> _Aim of the task_
Select from the records below every line that has the word "JSON" in it.

> _Stored records_
──────────

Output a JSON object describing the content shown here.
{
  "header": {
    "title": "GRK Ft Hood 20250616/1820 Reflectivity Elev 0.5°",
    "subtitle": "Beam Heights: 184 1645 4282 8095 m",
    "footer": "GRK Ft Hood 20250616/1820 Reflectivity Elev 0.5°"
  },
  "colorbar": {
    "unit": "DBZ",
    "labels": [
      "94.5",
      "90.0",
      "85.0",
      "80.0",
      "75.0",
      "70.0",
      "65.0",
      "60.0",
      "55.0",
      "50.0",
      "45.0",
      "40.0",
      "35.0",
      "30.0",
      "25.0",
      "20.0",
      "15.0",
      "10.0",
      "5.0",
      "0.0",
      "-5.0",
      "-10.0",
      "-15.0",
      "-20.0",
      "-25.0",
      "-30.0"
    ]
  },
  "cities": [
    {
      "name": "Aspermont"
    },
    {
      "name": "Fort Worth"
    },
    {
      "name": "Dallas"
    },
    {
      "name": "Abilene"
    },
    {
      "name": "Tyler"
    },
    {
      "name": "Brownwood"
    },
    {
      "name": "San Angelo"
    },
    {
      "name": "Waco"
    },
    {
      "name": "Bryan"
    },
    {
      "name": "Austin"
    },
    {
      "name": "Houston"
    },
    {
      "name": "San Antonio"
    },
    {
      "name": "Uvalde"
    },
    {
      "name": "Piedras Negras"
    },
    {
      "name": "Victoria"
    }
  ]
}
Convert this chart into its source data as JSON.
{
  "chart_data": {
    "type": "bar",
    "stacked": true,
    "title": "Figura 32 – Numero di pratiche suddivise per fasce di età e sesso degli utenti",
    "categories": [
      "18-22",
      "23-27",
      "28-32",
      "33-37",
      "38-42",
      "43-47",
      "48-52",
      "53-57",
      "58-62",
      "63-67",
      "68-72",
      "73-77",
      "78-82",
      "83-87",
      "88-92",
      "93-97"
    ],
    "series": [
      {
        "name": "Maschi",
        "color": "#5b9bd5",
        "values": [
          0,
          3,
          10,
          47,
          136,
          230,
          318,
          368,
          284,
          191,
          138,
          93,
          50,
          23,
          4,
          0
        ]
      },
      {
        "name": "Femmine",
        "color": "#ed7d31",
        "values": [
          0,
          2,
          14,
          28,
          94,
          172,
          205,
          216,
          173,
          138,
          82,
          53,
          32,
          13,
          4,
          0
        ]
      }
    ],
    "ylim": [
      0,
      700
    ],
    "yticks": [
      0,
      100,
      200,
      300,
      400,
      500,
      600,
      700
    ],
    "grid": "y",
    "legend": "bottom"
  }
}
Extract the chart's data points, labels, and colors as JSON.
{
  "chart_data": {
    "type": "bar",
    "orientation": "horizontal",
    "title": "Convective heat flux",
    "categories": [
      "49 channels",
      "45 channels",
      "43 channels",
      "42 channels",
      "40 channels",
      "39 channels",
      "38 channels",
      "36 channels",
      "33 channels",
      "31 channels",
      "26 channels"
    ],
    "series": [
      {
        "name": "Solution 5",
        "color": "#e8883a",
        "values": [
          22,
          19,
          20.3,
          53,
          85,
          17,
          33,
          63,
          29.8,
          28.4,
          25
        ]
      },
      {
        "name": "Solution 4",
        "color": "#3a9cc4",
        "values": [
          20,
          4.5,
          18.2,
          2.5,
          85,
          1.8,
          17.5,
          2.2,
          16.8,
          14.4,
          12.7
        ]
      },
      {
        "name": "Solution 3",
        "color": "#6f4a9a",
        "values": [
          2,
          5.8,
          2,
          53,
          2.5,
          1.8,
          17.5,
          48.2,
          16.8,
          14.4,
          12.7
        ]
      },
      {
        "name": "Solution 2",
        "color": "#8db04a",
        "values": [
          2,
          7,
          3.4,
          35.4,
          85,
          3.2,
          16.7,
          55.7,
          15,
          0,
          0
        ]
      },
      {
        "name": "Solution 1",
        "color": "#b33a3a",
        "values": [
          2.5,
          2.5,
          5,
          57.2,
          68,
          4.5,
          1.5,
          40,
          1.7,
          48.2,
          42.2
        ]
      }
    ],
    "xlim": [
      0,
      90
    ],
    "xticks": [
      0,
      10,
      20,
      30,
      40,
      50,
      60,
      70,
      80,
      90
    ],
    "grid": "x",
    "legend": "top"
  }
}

──────────

> _Expected output_
Output a JSON object describing the content shown here.
Convert this chart into its source data as JSON.
Extract the chart's data points, labels, and colors as JSON.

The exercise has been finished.